INSTRUCTIONS TO FOLLOW
Print the records below exactly as they appear.
- - -
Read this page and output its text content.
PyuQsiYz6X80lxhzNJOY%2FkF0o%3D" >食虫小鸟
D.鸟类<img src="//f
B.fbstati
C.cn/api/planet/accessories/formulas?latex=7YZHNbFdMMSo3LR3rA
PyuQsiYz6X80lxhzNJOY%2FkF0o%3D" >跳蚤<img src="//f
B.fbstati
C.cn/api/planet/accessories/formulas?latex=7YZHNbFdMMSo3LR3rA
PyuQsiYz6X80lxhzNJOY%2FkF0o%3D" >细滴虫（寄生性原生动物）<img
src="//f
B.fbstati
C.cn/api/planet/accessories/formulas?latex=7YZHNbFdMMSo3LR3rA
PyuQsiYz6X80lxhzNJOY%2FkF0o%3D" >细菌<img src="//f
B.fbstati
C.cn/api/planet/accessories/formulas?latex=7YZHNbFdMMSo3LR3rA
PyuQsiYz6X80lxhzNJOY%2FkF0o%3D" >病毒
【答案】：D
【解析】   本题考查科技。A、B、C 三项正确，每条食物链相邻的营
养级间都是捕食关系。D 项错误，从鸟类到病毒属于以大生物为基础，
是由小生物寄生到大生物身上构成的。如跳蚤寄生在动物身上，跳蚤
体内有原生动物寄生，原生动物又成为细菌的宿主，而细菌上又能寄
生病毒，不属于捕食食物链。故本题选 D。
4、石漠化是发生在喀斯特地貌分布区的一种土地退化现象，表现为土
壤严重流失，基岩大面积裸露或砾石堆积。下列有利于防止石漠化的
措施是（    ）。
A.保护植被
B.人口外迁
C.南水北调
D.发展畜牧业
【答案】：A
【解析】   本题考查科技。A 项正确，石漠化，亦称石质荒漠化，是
- - -
EXERCISE ANSWER
Read this page and output its text content.
PyuQsiYz6X80lxhzNJOY%2FkF0o%3D" >食虫小鸟
D.鸟类<img src="//f
B.fbstati
C.cn/api/planet/accessories/formulas?latex=7YZHNbFdMMSo3LR3rA
PyuQsiYz6X80lxhzNJOY%2FkF0o%3D" >跳蚤<img src="//f
B.fbstati
C.cn/api/planet/accessories/formulas?latex=7YZHNbFdMMSo3LR3rA
PyuQsiYz6X80lxhzNJOY%2FkF0o%3D" >细滴虫（寄生性原生动物）<img
src="//f
B.fbstati
C.cn/api/planet/accessories/formulas?latex=7YZHNbFdMMSo3LR3rA
PyuQsiYz6X80lxhzNJOY%2FkF0o%3D" >细菌<img src="//f
B.fbstati
C.cn/api/planet/accessories/formulas?latex=7YZHNbFdMMSo3LR3rA
PyuQsiYz6X80lxhzNJOY%2FkF0o%3D" >病毒
【答案】：D
【解析】   本题考查科技。A、B、C 三项正确，每条食物链相邻的营
养级间都是捕食关系。D 项错误，从鸟类到病毒属于以大生物为基础，
是由小生物寄生到大生物身上构成的。如跳蚤寄生在动物身上，跳蚤
体内有原生动物寄生，原生动物又成为细菌的宿主，而细菌上又能寄
生病毒，不属于捕食食物链。故本题选 D。
4、石漠化是发生在喀斯特地貌分布区的一种土地退化现象，表现为土
壤严重流失，基岩大面积裸露或砾石堆积。下列有利于防止石漠化的
措施是（    ）。
A.保护植被
B.人口外迁
C.南水北调
D.发展畜牧业
【答案】：A
【解析】   本题考查科技。A 项正确，石漠化，亦称石质荒漠化，是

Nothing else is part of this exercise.